__STATED PROBLEM__:
Locate each line of the material that contains "plans", then return it.

__RECORDED DATA__:
◆ ◆ ◆ ◆

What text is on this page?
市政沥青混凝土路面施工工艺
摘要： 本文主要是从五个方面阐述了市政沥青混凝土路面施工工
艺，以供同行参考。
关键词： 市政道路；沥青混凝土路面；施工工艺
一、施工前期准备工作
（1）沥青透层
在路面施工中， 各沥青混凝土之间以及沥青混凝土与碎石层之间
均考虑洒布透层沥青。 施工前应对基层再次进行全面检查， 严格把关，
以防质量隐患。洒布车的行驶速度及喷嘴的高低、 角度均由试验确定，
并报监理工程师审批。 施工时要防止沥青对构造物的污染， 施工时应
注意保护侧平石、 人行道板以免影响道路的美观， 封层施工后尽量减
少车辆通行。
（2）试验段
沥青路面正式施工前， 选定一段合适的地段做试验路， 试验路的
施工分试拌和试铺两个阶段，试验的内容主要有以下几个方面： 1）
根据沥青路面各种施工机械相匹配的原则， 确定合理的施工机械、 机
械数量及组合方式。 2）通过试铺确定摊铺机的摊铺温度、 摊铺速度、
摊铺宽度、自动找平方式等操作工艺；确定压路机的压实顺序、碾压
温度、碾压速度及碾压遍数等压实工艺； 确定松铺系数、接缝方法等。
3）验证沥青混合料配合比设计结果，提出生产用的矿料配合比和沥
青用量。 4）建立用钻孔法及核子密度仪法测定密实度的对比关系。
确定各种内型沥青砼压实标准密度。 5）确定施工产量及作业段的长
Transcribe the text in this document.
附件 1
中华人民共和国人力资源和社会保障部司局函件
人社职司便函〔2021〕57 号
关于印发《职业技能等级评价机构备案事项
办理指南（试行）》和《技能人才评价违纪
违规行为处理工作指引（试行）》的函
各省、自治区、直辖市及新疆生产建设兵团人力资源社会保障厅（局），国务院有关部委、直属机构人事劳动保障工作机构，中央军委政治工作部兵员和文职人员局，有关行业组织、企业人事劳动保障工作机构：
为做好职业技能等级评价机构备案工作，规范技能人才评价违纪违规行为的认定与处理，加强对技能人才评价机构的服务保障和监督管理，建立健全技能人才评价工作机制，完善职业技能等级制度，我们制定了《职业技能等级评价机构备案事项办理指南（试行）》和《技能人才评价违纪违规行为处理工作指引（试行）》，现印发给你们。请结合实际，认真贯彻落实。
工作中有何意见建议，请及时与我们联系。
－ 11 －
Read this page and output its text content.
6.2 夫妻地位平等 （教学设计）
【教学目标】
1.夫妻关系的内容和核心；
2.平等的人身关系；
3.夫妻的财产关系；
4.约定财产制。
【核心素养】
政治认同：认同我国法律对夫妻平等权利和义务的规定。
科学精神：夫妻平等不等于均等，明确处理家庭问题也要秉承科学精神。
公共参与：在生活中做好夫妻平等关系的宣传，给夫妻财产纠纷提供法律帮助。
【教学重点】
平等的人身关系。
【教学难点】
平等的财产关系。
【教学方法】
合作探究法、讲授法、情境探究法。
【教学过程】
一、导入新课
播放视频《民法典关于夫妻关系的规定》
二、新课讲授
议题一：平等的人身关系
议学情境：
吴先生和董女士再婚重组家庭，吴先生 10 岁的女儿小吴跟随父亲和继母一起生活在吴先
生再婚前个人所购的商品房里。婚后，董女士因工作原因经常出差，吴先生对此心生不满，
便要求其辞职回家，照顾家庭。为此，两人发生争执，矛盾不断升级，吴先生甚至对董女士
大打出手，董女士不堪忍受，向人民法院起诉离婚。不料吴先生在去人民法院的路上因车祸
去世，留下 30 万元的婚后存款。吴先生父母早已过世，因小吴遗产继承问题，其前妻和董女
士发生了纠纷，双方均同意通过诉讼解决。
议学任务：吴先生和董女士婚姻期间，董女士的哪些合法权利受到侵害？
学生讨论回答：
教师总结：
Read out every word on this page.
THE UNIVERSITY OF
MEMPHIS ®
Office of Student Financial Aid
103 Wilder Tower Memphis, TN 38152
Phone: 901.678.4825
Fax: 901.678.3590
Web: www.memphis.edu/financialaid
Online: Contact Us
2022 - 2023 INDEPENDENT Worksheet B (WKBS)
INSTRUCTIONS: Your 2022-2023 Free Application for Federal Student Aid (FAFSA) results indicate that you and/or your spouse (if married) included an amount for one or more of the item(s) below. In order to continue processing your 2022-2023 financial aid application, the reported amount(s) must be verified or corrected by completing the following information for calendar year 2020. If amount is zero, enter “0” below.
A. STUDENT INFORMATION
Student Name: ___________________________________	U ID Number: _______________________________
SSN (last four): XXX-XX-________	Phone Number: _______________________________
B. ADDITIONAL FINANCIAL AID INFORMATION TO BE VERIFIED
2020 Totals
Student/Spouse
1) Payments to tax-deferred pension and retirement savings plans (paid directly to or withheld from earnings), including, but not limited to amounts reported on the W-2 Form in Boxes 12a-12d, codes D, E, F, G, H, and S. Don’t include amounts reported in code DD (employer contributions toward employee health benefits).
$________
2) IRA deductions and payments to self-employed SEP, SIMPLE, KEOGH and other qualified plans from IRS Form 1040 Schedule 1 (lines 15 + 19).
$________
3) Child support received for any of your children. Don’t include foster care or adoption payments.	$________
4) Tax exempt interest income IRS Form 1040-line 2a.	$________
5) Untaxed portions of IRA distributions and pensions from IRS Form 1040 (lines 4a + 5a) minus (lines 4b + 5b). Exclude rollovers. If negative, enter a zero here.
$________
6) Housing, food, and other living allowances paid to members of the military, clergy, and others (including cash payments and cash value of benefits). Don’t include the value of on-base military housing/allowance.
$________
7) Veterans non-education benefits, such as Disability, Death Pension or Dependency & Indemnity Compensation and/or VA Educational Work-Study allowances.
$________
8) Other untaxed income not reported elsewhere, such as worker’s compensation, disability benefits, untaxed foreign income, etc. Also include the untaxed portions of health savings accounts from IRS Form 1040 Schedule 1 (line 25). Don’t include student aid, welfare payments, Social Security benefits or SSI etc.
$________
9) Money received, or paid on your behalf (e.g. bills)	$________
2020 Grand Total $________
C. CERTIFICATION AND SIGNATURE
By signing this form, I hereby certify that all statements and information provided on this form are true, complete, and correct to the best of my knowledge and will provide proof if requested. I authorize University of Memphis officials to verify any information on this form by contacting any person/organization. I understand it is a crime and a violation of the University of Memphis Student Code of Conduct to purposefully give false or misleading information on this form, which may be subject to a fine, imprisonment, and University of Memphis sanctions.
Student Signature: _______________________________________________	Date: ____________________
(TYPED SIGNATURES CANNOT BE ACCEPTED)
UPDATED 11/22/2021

◆ ◆ ◆ ◆

__SOLUTION__:
1) Payments to tax-deferred pension and retirement savings plans (paid directly to or withheld from earnings), including, but not limited to amounts reported on the W-2 Form in Boxes 12a-12d, codes D, E, F, G, H, and S. Don’t include amounts reported in code DD (employer contributions toward employee health benefits).
2) IRA deductions and payments to self-employed SEP, SIMPLE, KEOGH and other qualified plans from IRS Form 1040 Schedule 1 (lines 15 + 19).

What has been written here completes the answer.